Standard Data Sets - memory issue

svendeswansvendeswan Member Posts: 8 Contributor II
edited November 2018 in Help

I am trying to run some standard datasets like 20 newsgroups or reuters21578 but unfortunately I run into memory problems. The reuters coul be used for nearest neighbour but nothing else, the 20 newsgroups didn't run at all... Maybe I am doing something wrong?!
I use the Rapidminer 4.5....

Do you have some hints for me?



  • landland RapidMiner Certified Analyst, RapidMiner Certified Expert, Member Posts: 2,531 Unicorn
    Hi Sven,
    I guess you are using the TextPlugin, correct? Did you switch to sparse ExampleSet storage? It would help a lot, if you could paste the process below.
    And another thing: How much memory does your rapid miner use? Please take a look in the memory monitor and tell us...

  • svendeswansvendeswan Member Posts: 8 Contributor II
    Dear Sebastian,

    thank you for the answer. I did not quite understand how to set up the process for the sparse storage.
    The memory is about 1.9 gByte....

____________

* DESCRIPTION OF THE TASK:
Copy out the whole forum thread on memory problems with standard data sets, word for word.

* ENTRIES SUPPLIED:
____________

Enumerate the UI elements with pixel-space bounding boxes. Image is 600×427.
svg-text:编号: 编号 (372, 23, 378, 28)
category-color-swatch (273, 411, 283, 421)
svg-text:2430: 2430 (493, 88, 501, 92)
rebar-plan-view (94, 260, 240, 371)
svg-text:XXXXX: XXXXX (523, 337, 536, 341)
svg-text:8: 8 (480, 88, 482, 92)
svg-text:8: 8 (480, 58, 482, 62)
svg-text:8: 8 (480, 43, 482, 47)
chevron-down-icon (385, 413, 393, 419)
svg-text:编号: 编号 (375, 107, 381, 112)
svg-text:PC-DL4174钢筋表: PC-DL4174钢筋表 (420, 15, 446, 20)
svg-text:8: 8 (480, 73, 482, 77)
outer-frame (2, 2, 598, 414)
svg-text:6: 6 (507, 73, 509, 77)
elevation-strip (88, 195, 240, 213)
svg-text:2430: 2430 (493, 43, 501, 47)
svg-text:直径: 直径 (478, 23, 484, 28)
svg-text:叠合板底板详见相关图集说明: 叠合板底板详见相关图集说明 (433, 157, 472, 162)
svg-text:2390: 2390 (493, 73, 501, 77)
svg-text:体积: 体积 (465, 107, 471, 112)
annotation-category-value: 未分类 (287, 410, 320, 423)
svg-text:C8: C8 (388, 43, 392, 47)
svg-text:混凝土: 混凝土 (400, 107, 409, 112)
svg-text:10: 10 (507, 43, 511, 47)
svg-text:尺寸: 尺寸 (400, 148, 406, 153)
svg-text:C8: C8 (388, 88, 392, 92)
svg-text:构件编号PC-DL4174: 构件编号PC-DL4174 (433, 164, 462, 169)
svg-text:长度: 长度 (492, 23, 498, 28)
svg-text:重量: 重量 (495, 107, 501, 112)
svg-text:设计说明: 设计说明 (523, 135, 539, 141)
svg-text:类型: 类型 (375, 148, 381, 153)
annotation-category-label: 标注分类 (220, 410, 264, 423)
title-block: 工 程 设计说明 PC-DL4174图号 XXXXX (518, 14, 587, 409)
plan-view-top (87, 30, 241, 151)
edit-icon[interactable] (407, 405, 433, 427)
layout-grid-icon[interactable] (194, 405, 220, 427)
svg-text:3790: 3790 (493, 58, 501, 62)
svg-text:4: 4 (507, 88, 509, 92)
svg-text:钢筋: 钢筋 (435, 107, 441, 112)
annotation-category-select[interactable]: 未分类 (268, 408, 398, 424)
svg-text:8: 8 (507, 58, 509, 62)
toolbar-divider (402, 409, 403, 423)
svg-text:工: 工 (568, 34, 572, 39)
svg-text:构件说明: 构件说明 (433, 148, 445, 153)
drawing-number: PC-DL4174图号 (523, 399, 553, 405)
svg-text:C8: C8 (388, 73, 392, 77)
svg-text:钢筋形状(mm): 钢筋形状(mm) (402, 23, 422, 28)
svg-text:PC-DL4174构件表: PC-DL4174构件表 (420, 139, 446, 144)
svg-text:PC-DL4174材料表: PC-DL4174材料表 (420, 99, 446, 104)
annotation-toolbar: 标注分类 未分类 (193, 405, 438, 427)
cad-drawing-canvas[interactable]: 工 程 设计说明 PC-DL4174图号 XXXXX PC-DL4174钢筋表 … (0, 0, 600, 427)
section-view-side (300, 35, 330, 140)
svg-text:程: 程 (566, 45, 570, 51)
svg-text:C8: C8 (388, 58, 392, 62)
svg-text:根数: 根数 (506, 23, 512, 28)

____________

* TASK OUTPUT:
Standard Data Sets - memory issue

svendeswansvendeswan Member Posts: 8 Contributor II
edited November 2018 in Help

I am trying to run some standard datasets like 20 newsgroups or reuters21578 but unfortunately I run into memory problems. The reuters coul be used for nearest neighbour but nothing else, the 20 newsgroups didn't run at all... Maybe I am doing something wrong?!
I use the Rapidminer 4.5....

Do you have some hints for me?



  • landland RapidMiner Certified Analyst, RapidMiner Certified Expert, Member Posts: 2,531 Unicorn
    Hi Sven,
    I guess you are using the TextPlugin, correct? Did you switch to sparse ExampleSet storage? It would help a lot, if you could paste the process below.
    And another thing: How much memory does your rapid miner use? Please take a look in the memory monitor and tell us...

  • svendeswansvendeswan Member Posts: 8 Contributor II
    Dear Sebastian,

    thank you for the answer. I did not quite understand how to set up the process for the sparse storage.
    The memory is about 1.9 gByte....